SHORT TASK:
Keep only those lines of the records that include the string "days".

TASK MATERIAL:
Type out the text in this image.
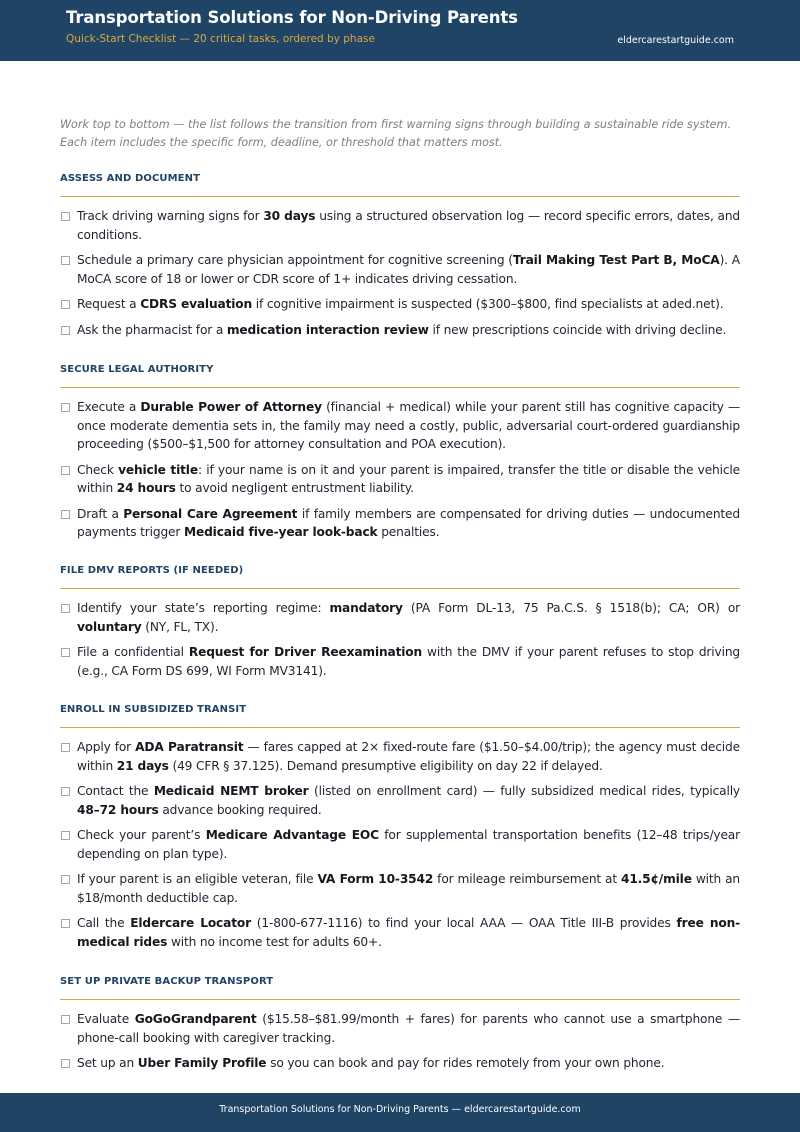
Transportation Solutions for Non-Driving Parents
Quick-Start Checklist — 20 critical tasks, ordered by phase	eldercarestartguide.com
Work top to bottom — the list follows the transition from first warning signs through building a sustainable ride system. Each item includes the specific form, deadline, or threshold that matters most.
ASSESS AND DOCUMENT
Track driving warning signs for 30 days using a structured observation log — record specific errors, dates, and conditions.
Schedule a primary care physician appointment for cognitive screening (Trail Making Test Part B, MoCA). A MoCA score of 18 or lower or CDR score of 1+ indicates driving cessation.
Request a CDRS evaluation if cognitive impairment is suspected ($300–$800, find specialists at aded.net).
Ask the pharmacist for a medication interaction review if new prescriptions coincide with driving decline.
SECURE LEGAL AUTHORITY
Execute a Durable Power of Attorney (financial + medical) while your parent still has cognitive capacity — once moderate dementia sets in, the family may need a costly, public, adversarial court-ordered guardianship proceeding ($500–$1,500 for attorney consultation and POA execution).
Check vehicle title: if your name is on it and your parent is impaired, transfer the title or disable the vehicle within 24 hours to avoid negligent entrustment liability.
Draft a Personal Care Agreement if family members are compensated for driving duties — undocumented payments trigger Medicaid five-year look-back penalties.
FILE DMV REPORTS (IF NEEDED)
Identify your state’s reporting regime: mandatory (PA Form DL-13, 75 Pa.C.S. § 1518(b); CA; OR) or voluntary (NY, FL, TX).
File a confidential Request for Driver Reexamination with the DMV if your parent refuses to stop driving (e.g., CA Form DS 699, WI Form MV3141).
ENROLL IN SUBSIDIZED TRANSIT
Apply for ADA Paratransit — fares capped at 2× fixed-route fare ($1.50–$4.00/trip); the agency must decide within 21 days (49 CFR § 37.125). Demand presumptive eligibility on day 22 if delayed.
Contact the Medicaid NEMT broker (listed on enrollment card) — fully subsidized medical rides, typically 48–72 hours advance booking required.
Check your parent’s Medicare Advantage EOC for supplemental transportation benefits (12–48 trips/year depending on plan type).
If your parent is an eligible veteran, file VA Form 10-3542 for mileage reimbursement at 41.5¢/mile with an $18/month deductible cap.
Call the Eldercare Locator (1-800-677-1116) to find your local AAA — OAA Title III-B provides free non-medical rides with no income test for adults 60+.
SET UP PRIVATE BACKUP TRANSPORT
Evaluate GoGoGrandparent ($15.58–$81.99/month + fares) for parents who cannot use a smartphone — phone-call booking with caregiver tracking.
Set up an Uber Family Profile so you can book and pay for rides remotely from your own phone.
Transportation Solutions for Non-Driving Parents — eldercarestartguide.com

EXERCISE ANSWER:
Track driving warning signs for 30 days using a structured observation log — record specific errors, dates, and conditions.
Apply for ADA Paratransit — fares capped at 2× fixed-route fare ($1.50–$4.00/trip); the agency must decide within 21 days (49 CFR § 37.125). Demand presumptive eligibility on day 22 if delayed.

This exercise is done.